[Job]: Give back each entry unchanged, minus pictures.

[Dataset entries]

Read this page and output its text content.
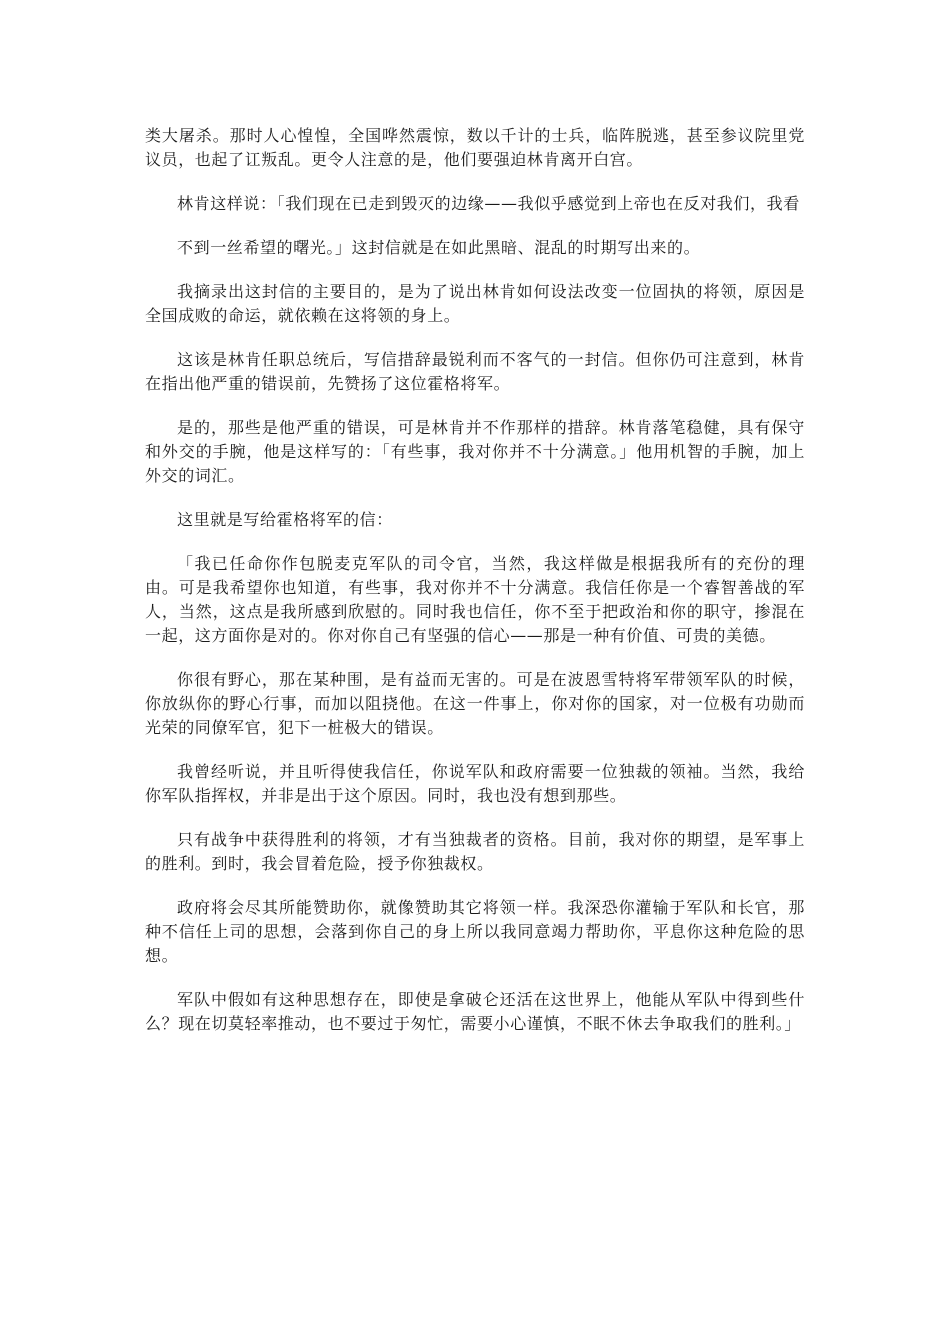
类大屠杀。那时人心惶惶，全国哗然震惊，数以千计的士兵，临阵脱逃，甚至参议院里党议员，也起了讧叛乱。更令人注意的是，他们要强迫林肯离开白宫。

林肯这样说：「我们现在已走到毁灭的边缘——我似乎感觉到上帝也在反对我们，我看

不到一丝希望的曙光。」这封信就是在如此黑暗、混乱的时期写出来的。

我摘录出这封信的主要目的，是为了说出林肯如何设法改变一位固执的将领，原因是全国成败的命运，就依赖在这将领的身上。

这该是林肯任职总统后，写信措辞最锐利而不客气的一封信。但你仍可注意到，林肯在指出他严重的错误前，先赞扬了这位霍格将军。

是的，那些是他严重的错误，可是林肯并不作那样的措辞。林肯落笔稳健，具有保守和外交的手腕，他是这样写的：「有些事，我对你并不十分满意。」他用机智的手腕，加上外交的词汇。

这里就是写给霍格将军的信：

「我已任命你作包脱麦克军队的司令官，当然，我这样做是根据我所有的充份的理由。可是我希望你也知道，有些事，我对你并不十分满意。我信任你是一个睿智善战的军人，当然，这点是我所感到欣慰的。同时我也信任，你不至于把政治和你的职守，掺混在一起，这方面你是对的。你对你自己有坚强的信心——那是一种有价值、可贵的美德。

你很有野心，那在某种围，是有益而无害的。可是在波恩雪特将军带领军队的时候，你放纵你的野心行事，而加以阻挠他。在这一件事上，你对你的国家，对一位极有功勋而光荣的同僚军官，犯下一桩极大的错误。

我曾经听说，并且听得使我信任，你说军队和政府需要一位独裁的领袖。当然，我给你军队指挥权，并非是出于这个原因。同时，我也没有想到那些。

只有战争中获得胜利的将领，才有当独裁者的资格。目前，我对你的期望，是军事上的胜利。到时，我会冒着危险，授予你独裁权。

政府将会尽其所能赞助你，就像赞助其它将领一样。我深恐你灌输于军队和长官，那种不信任上司的思想，会落到你自己的身上所以我同意竭力帮助你，平息你这种危险的思想。

军队中假如有这种思想存在，即使是拿破仑还活在这世界上，他能从军队中得到些什么？现在切莫轻率推动，也不要过于匆忙，需要小心谨慎，不眠不休去争取我们的胜利。」
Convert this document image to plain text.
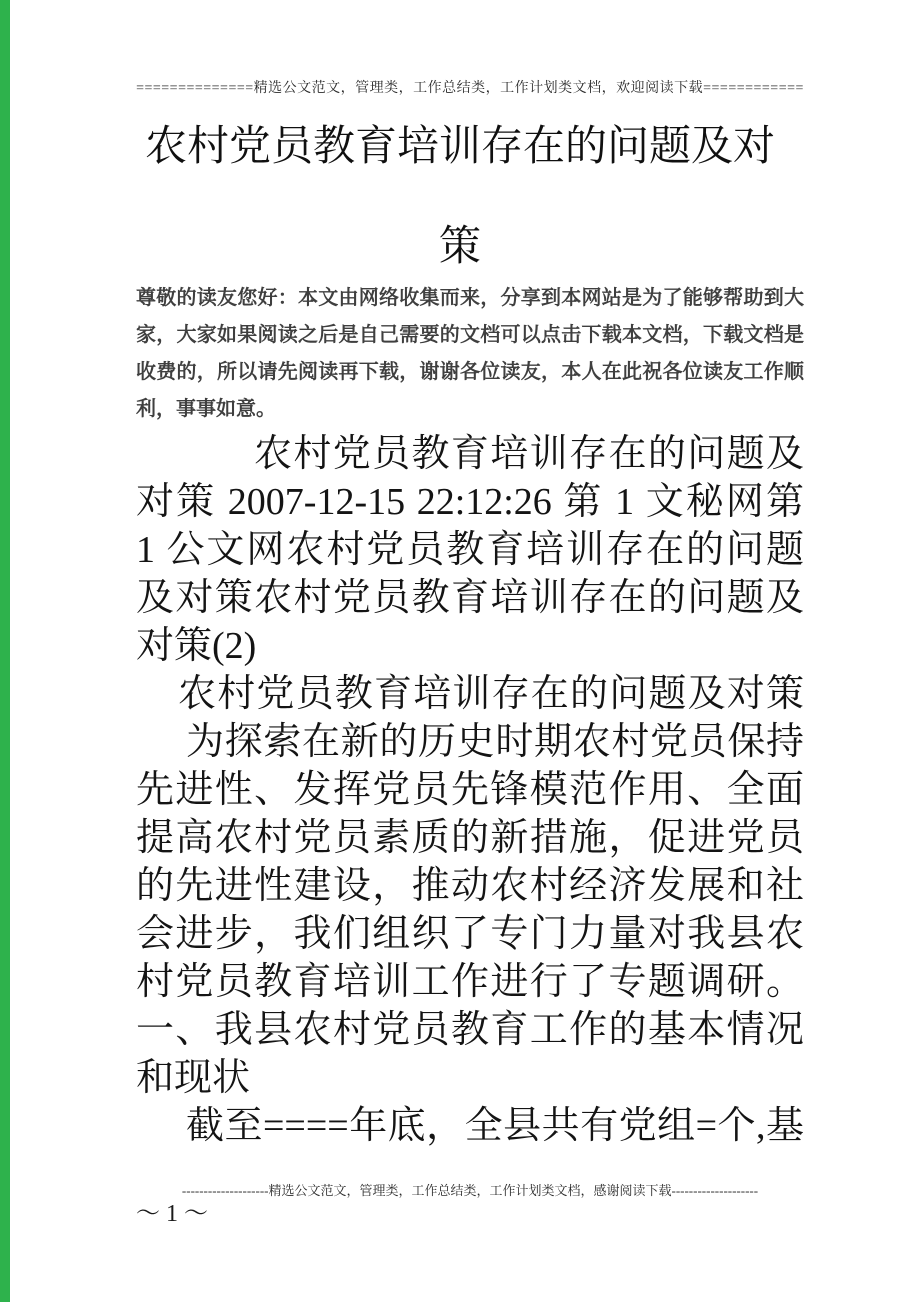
==============精选公文范文，管理类，工作总结类，工作计划类文档，欢迎阅读下载============
农村党员教育培训存在的问题及对
策
尊敬的读友您好：本文由网络收集而来，分享到本网站是为了能够帮助到大
家，大家如果阅读之后是自己需要的文档可以点击下载本文档，下载文档是
收费的，所以请先阅读再下载，谢谢各位读友，本人在此祝各位读友工作顺
利，事事如意。
农村党员教育培训存在的问题及
对策 2007-12-15 22:12:26 第 1 文秘网第
1 公文网农村党员教育培训存在的问题
及对策农村党员教育培训存在的问题及
对策(2)
农村党员教育培训存在的问题及对策
为探索在新的历史时期农村党员保持
先进性、发挥党员先锋模范作用、全面
提高农村党员素质的新措施，促进党员
的先进性建设，推动农村经济发展和社
会进步，我们组织了专门力量对我县农
村党员教育培训工作进行了专题调研。
一、我县农村党员教育工作的基本情况
和现状
截至====年底，全县共有党组=个,基
--------------------精选公文范文，管理类，工作总结类，工作计划类文档，感谢阅读下载--------------------
～ 1 ～
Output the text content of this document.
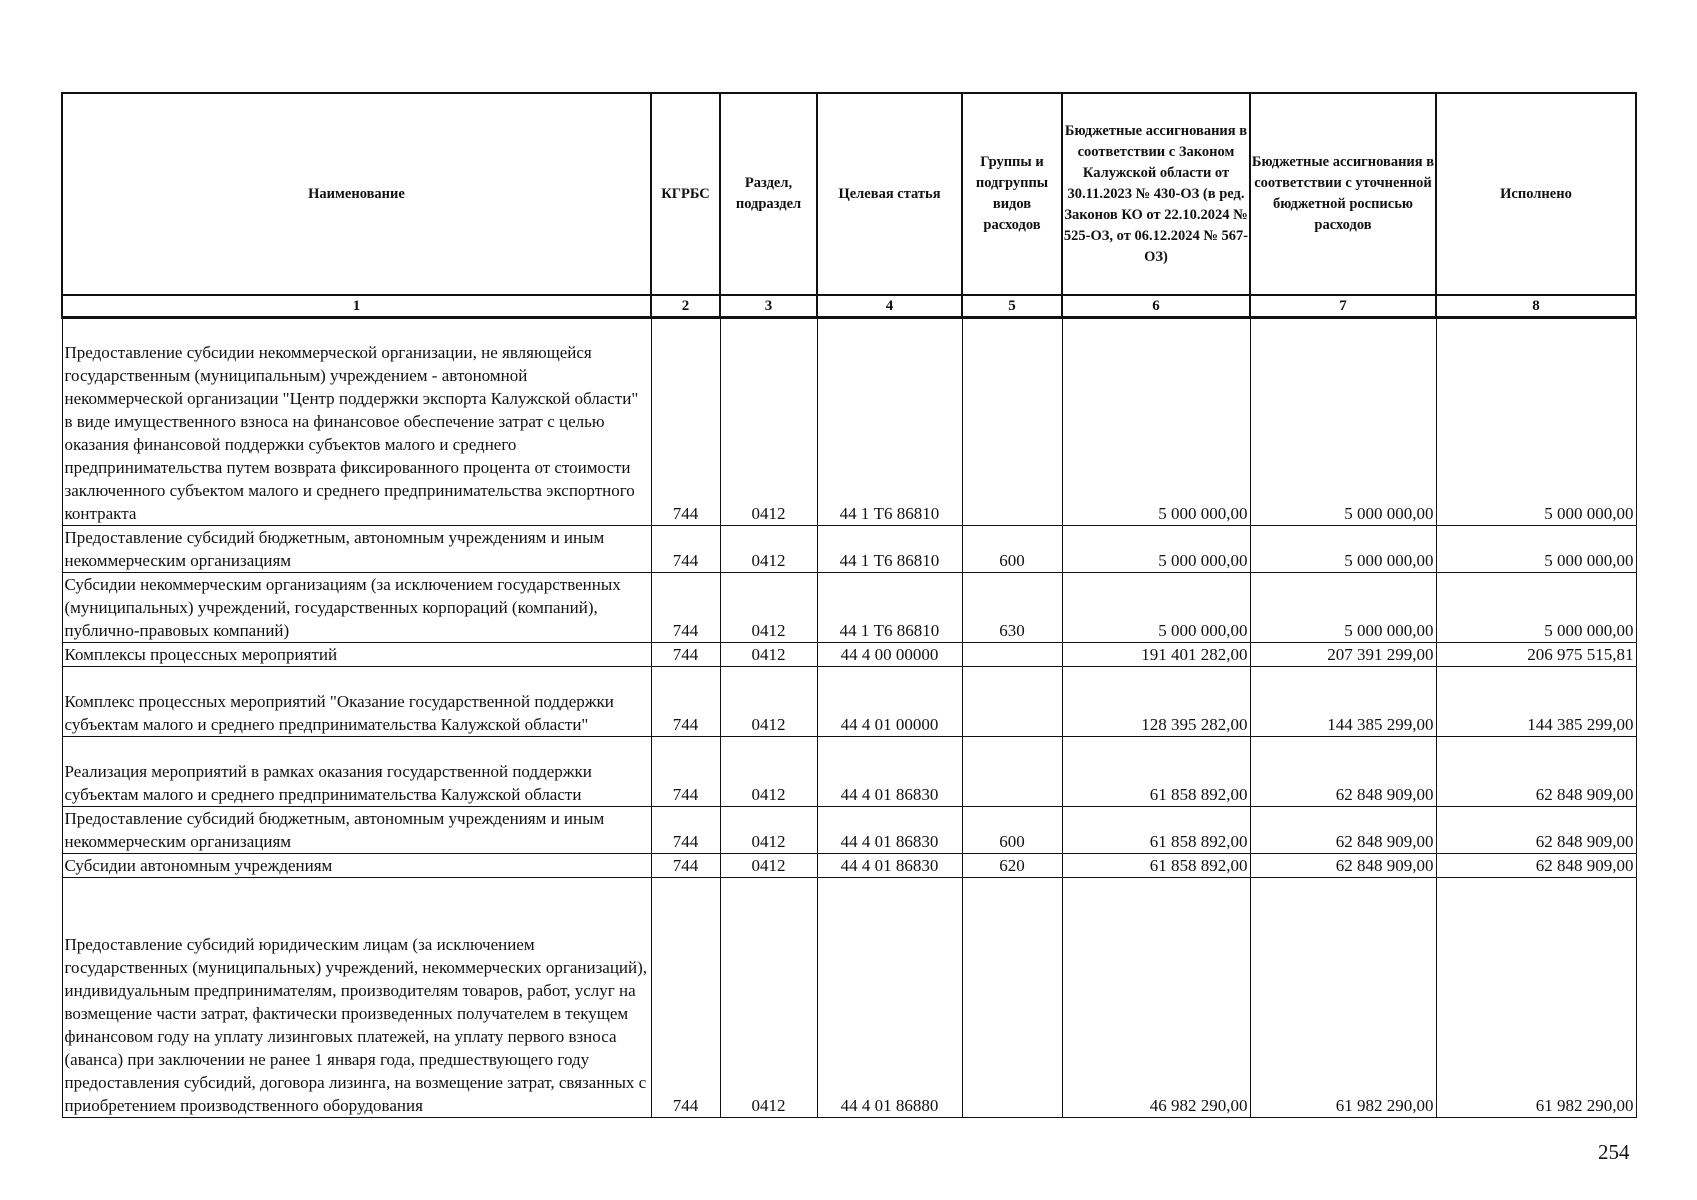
Наименование	КГРБС	Раздел, подраздел	Целевая статья	Группы и подгруппы видов расходов	Бюджетные ассигнования в соответствии с Законом Калужской области от 30.11.2023 № 430-ОЗ (в ред. Законов КО от 22.10.2024 № 525-ОЗ, от 06.12.2024 № 567-ОЗ)	Бюджетные ассигнования в соответствии с уточненной бюджетной росписью расходов	Исполнено
1	2	3	4	5	6	7	8
Предоставление субсидии некоммерческой организации, не являющейся государственным (муниципальным) учреждением - автономной некоммерческой организации "Центр поддержки экспорта Калужской области" в виде имущественного взноса на финансовое обеспечение затрат с целью оказания финансовой поддержки субъектов малого и среднего предпринимательства путем возврата фиксированного процента от стоимости заключенного субъектом малого и среднего предпринимательства экспортного контракта	744	0412	44 1 Т6 86810		5 000 000,00	5 000 000,00	5 000 000,00
Предоставление субсидий бюджетным, автономным учреждениям и иным некоммерческим организациям	744	0412	44 1 Т6 86810	600	5 000 000,00	5 000 000,00	5 000 000,00
Субсидии некоммерческим организациям (за исключением государственных (муниципальных) учреждений, государственных корпораций (компаний), публично-правовых компаний)	744	0412	44 1 Т6 86810	630	5 000 000,00	5 000 000,00	5 000 000,00
Комплексы процессных мероприятий	744	0412	44 4 00 00000		191 401 282,00	207 391 299,00	206 975 515,81
Комплекс процессных мероприятий "Оказание государственной поддержки субъектам малого и среднего предпринимательства Калужской области"	744	0412	44 4 01 00000		128 395 282,00	144 385 299,00	144 385 299,00
Реализация мероприятий в рамках оказания государственной поддержки субъектам малого и среднего предпринимательства Калужской области	744	0412	44 4 01 86830		61 858 892,00	62 848 909,00	62 848 909,00
Предоставление субсидий бюджетным, автономным учреждениям и иным некоммерческим организациям	744	0412	44 4 01 86830	600	61 858 892,00	62 848 909,00	62 848 909,00
Субсидии автономным учреждениям	744	0412	44 4 01 86830	620	61 858 892,00	62 848 909,00	62 848 909,00
Предоставление субсидий юридическим лицам (за исключением государственных (муниципальных) учреждений, некоммерческих организаций), индивидуальным предпринимателям, производителям товаров, работ, услуг на возмещение части затрат, фактически произведенных получателем в текущем финансовом году на уплату лизинговых платежей, на уплату первого взноса (аванса) при заключении не ранее 1 января года, предшествующего году предоставления субсидий, договора лизинга, на возмещение затрат, связанных с приобретением производственного оборудования	744	0412	44 4 01 86880		46 982 290,00	61 982 290,00	61 982 290,00
254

[Output below]:
Read this page and output its text content.
类大屠杀。那时人心惶惶，全国哗然震惊，数以千计的士兵，临阵脱逃，甚至参议院里党议员，也起了讧叛乱。更令人注意的是，他们要强迫林肯离开白宫。

林肯这样说：「我们现在已走到毁灭的边缘——我似乎感觉到上帝也在反对我们，我看

不到一丝希望的曙光。」这封信就是在如此黑暗、混乱的时期写出来的。

我摘录出这封信的主要目的，是为了说出林肯如何设法改变一位固执的将领，原因是全国成败的命运，就依赖在这将领的身上。

这该是林肯任职总统后，写信措辞最锐利而不客气的一封信。但你仍可注意到，林肯在指出他严重的错误前，先赞扬了这位霍格将军。

是的，那些是他严重的错误，可是林肯并不作那样的措辞。林肯落笔稳健，具有保守和外交的手腕，他是这样写的：「有些事，我对你并不十分满意。」他用机智的手腕，加上外交的词汇。

这里就是写给霍格将军的信：

「我已任命你作包脱麦克军队的司令官，当然，我这样做是根据我所有的充份的理由。可是我希望你也知道，有些事，我对你并不十分满意。我信任你是一个睿智善战的军人，当然，这点是我所感到欣慰的。同时我也信任，你不至于把政治和你的职守，掺混在一起，这方面你是对的。你对你自己有坚强的信心——那是一种有价值、可贵的美德。

你很有野心，那在某种围，是有益而无害的。可是在波恩雪特将军带领军队的时候，你放纵你的野心行事，而加以阻挠他。在这一件事上，你对你的国家，对一位极有功勋而光荣的同僚军官，犯下一桩极大的错误。

我曾经听说，并且听得使我信任，你说军队和政府需要一位独裁的领袖。当然，我给你军队指挥权，并非是出于这个原因。同时，我也没有想到那些。

只有战争中获得胜利的将领，才有当独裁者的资格。目前，我对你的期望，是军事上的胜利。到时，我会冒着危险，授予你独裁权。

政府将会尽其所能赞助你，就像赞助其它将领一样。我深恐你灌输于军队和长官，那种不信任上司的思想，会落到你自己的身上所以我同意竭力帮助你，平息你这种危险的思想。

军队中假如有这种思想存在，即使是拿破仑还活在这世界上，他能从军队中得到些什么？现在切莫轻率推动，也不要过于匆忙，需要小心谨慎，不眠不休去争取我们的胜利。」
Convert this document image to plain text.
==============精选公文范文，管理类，工作总结类，工作计划类文档，欢迎阅读下载============
农村党员教育培训存在的问题及对
策
尊敬的读友您好：本文由网络收集而来，分享到本网站是为了能够帮助到大
家，大家如果阅读之后是自己需要的文档可以点击下载本文档，下载文档是
收费的，所以请先阅读再下载，谢谢各位读友，本人在此祝各位读友工作顺
利，事事如意。
农村党员教育培训存在的问题及
对策 2007-12-15 22:12:26 第 1 文秘网第
1 公文网农村党员教育培训存在的问题
及对策农村党员教育培训存在的问题及
对策(2)
农村党员教育培训存在的问题及对策
为探索在新的历史时期农村党员保持
先进性、发挥党员先锋模范作用、全面
提高农村党员素质的新措施，促进党员
的先进性建设，推动农村经济发展和社
会进步，我们组织了专门力量对我县农
村党员教育培训工作进行了专题调研。
一、我县农村党员教育工作的基本情况
和现状
截至====年底，全县共有党组=个,基
--------------------精选公文范文，管理类，工作总结类，工作计划类文档，感谢阅读下载--------------------
～ 1 ～
Output the text content of this document.
Наименование	КГРБС	Раздел, подраздел	Целевая статья	Группы и подгруппы видов расходов	Бюджетные ассигнования в соответствии с Законом Калужской области от 30.11.2023 № 430-ОЗ (в ред. Законов КО от 22.10.2024 № 525-ОЗ, от 06.12.2024 № 567-ОЗ)	Бюджетные ассигнования в соответствии с уточненной бюджетной росписью расходов	Исполнено
1	2	3	4	5	6	7	8
Предоставление субсидии некоммерческой организации, не являющейся государственным (муниципальным) учреждением - автономной некоммерческой организации "Центр поддержки экспорта Калужской области" в виде имущественного взноса на финансовое обеспечение затрат с целью оказания финансовой поддержки субъектов малого и среднего предпринимательства путем возврата фиксированного процента от стоимости заключенного субъектом малого и среднего предпринимательства экспортного контракта	744	0412	44 1 Т6 86810		5 000 000,00	5 000 000,00	5 000 000,00
Предоставление субсидий бюджетным, автономным учреждениям и иным некоммерческим организациям	744	0412	44 1 Т6 86810	600	5 000 000,00	5 000 000,00	5 000 000,00
Субсидии некоммерческим организациям (за исключением государственных (муниципальных) учреждений, государственных корпораций (компаний), публично-правовых компаний)	744	0412	44 1 Т6 86810	630	5 000 000,00	5 000 000,00	5 000 000,00
Комплексы процессных мероприятий	744	0412	44 4 00 00000		191 401 282,00	207 391 299,00	206 975 515,81
Комплекс процессных мероприятий "Оказание государственной поддержки субъектам малого и среднего предпринимательства Калужской области"	744	0412	44 4 01 00000		128 395 282,00	144 385 299,00	144 385 299,00
Реализация мероприятий в рамках оказания государственной поддержки субъектам малого и среднего предпринимательства Калужской области	744	0412	44 4 01 86830		61 858 892,00	62 848 909,00	62 848 909,00
Предоставление субсидий бюджетным, автономным учреждениям и иным некоммерческим организациям	744	0412	44 4 01 86830	600	61 858 892,00	62 848 909,00	62 848 909,00
Субсидии автономным учреждениям	744	0412	44 4 01 86830	620	61 858 892,00	62 848 909,00	62 848 909,00
Предоставление субсидий юридическим лицам (за исключением государственных (муниципальных) учреждений, некоммерческих организаций), индивидуальным предпринимателям, производителям товаров, работ, услуг на возмещение части затрат, фактически произведенных получателем в текущем финансовом году на уплату лизинговых платежей, на уплату первого взноса (аванса) при заключении не ранее 1 января года, предшествующего году предоставления субсидий, договора лизинга, на возмещение затрат, связанных с приобретением производственного оборудования	744	0412	44 4 01 86880		46 982 290,00	61 982 290,00	61 982 290,00
254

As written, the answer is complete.